### Given records
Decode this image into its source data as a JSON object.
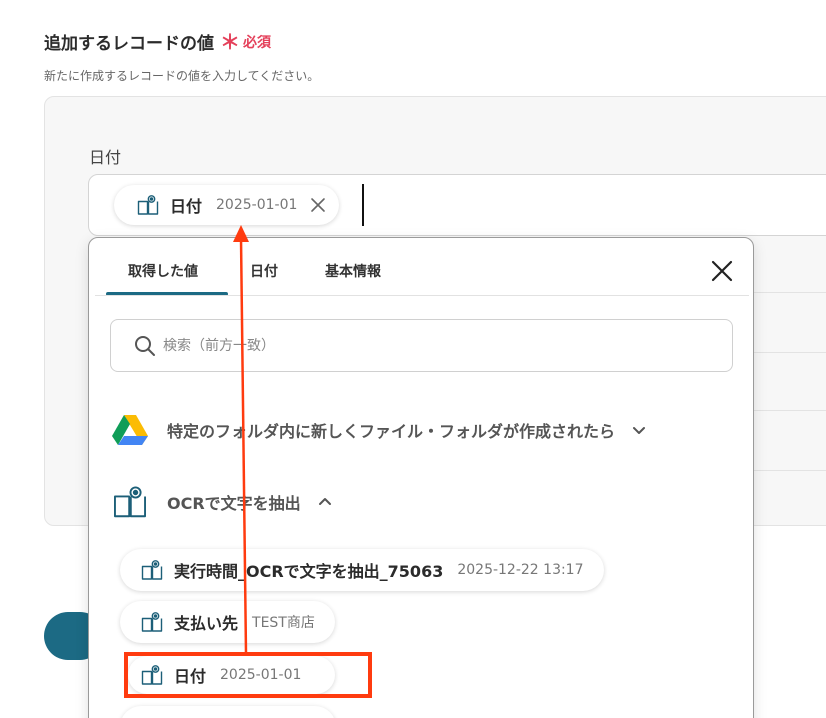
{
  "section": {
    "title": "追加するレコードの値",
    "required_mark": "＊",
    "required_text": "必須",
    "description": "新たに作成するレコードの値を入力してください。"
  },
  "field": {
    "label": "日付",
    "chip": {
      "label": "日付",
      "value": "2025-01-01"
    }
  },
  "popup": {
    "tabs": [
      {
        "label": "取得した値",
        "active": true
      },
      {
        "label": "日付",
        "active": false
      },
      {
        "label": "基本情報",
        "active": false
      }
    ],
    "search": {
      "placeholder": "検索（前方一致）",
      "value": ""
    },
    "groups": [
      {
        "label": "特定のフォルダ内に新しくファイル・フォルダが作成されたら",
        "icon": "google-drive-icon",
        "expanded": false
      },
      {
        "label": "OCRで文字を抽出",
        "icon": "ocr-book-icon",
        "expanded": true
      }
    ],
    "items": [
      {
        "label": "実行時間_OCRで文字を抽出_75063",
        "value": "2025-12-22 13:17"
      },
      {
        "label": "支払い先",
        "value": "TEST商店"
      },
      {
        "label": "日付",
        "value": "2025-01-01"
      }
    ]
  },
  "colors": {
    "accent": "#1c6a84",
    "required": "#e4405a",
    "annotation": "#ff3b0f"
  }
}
* * *
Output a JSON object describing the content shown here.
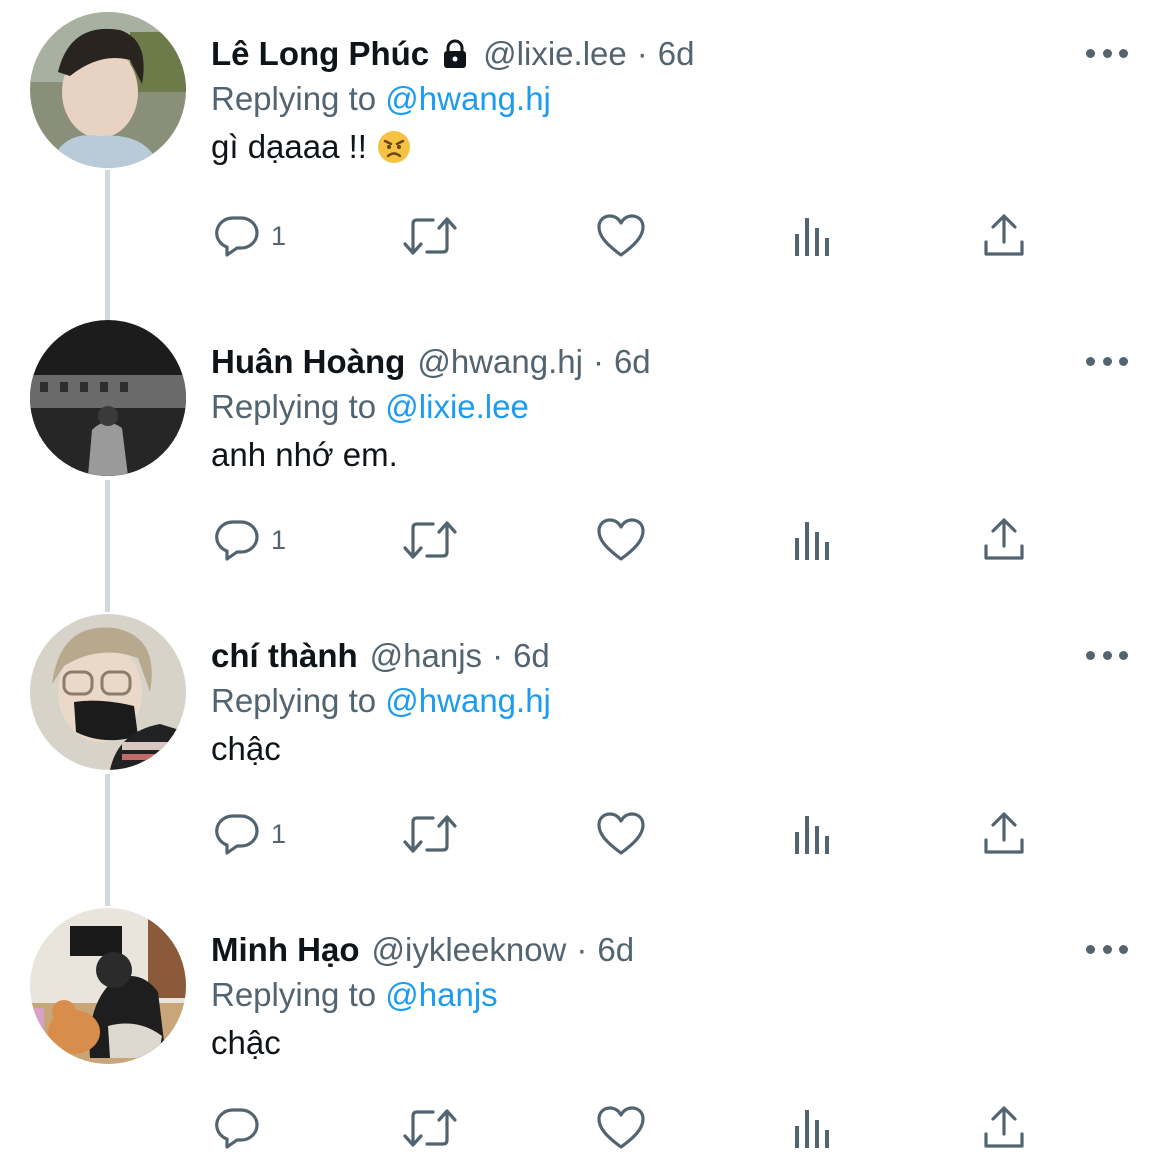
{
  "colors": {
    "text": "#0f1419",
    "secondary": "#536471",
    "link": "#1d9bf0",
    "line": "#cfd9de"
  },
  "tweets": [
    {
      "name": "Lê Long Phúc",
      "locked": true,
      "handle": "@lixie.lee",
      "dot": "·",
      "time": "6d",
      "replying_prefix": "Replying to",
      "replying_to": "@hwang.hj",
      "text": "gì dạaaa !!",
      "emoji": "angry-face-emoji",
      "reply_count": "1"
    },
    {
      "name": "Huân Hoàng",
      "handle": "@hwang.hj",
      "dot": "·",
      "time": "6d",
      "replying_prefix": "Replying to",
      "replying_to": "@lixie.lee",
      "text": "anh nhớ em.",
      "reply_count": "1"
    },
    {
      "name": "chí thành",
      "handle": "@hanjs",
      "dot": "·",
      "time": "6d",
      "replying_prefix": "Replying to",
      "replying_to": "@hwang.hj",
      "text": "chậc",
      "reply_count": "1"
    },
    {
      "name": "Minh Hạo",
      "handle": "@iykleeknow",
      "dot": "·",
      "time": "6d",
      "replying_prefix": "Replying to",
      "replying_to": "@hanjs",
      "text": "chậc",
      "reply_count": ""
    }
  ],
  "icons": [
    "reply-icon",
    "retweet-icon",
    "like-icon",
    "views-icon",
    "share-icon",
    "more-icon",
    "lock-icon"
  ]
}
---
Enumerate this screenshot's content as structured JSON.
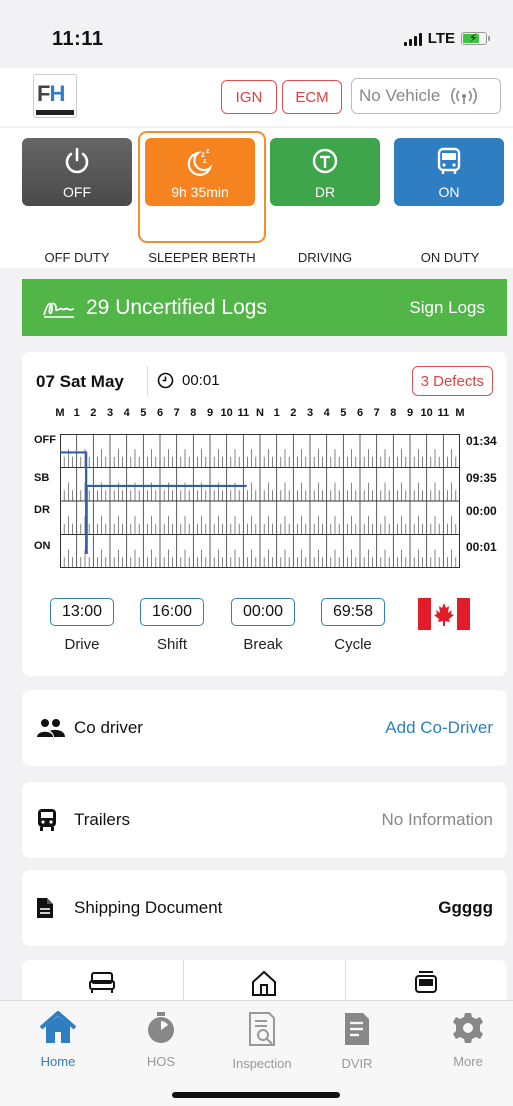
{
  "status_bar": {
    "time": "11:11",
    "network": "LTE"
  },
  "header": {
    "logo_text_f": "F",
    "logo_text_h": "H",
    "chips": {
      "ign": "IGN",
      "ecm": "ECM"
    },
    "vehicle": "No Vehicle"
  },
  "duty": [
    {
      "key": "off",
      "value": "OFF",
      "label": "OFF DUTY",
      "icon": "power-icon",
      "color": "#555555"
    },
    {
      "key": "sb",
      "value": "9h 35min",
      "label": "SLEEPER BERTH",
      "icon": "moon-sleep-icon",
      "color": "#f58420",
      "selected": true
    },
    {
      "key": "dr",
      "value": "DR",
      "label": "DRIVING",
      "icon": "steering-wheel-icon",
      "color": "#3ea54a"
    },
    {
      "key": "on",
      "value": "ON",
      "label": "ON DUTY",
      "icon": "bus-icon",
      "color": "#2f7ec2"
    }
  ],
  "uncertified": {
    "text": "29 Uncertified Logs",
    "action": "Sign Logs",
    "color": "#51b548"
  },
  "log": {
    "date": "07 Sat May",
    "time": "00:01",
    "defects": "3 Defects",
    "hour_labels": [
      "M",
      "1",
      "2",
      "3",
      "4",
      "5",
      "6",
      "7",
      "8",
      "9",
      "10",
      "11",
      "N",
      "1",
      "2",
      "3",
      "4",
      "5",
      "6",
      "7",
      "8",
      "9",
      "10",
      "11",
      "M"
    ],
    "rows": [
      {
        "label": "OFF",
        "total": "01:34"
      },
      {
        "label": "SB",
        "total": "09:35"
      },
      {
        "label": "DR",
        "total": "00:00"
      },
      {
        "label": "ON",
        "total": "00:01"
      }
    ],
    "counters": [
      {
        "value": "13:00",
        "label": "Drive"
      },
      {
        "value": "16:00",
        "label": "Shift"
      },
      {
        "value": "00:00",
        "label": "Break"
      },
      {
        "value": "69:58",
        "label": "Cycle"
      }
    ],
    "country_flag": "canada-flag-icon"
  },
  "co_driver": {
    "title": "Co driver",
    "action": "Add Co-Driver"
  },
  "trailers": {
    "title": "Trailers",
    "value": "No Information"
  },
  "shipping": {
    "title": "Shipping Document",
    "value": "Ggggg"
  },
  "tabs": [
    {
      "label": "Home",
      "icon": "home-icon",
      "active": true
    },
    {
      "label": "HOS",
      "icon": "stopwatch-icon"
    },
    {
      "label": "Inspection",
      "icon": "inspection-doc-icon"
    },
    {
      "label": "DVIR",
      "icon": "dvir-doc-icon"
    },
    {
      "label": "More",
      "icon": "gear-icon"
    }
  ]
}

### The problem
Find each line with the string "object" and copy it out.

### Task solution
Decode this image into its source data as a JSON object.
Output a JSON object describing the content shown here.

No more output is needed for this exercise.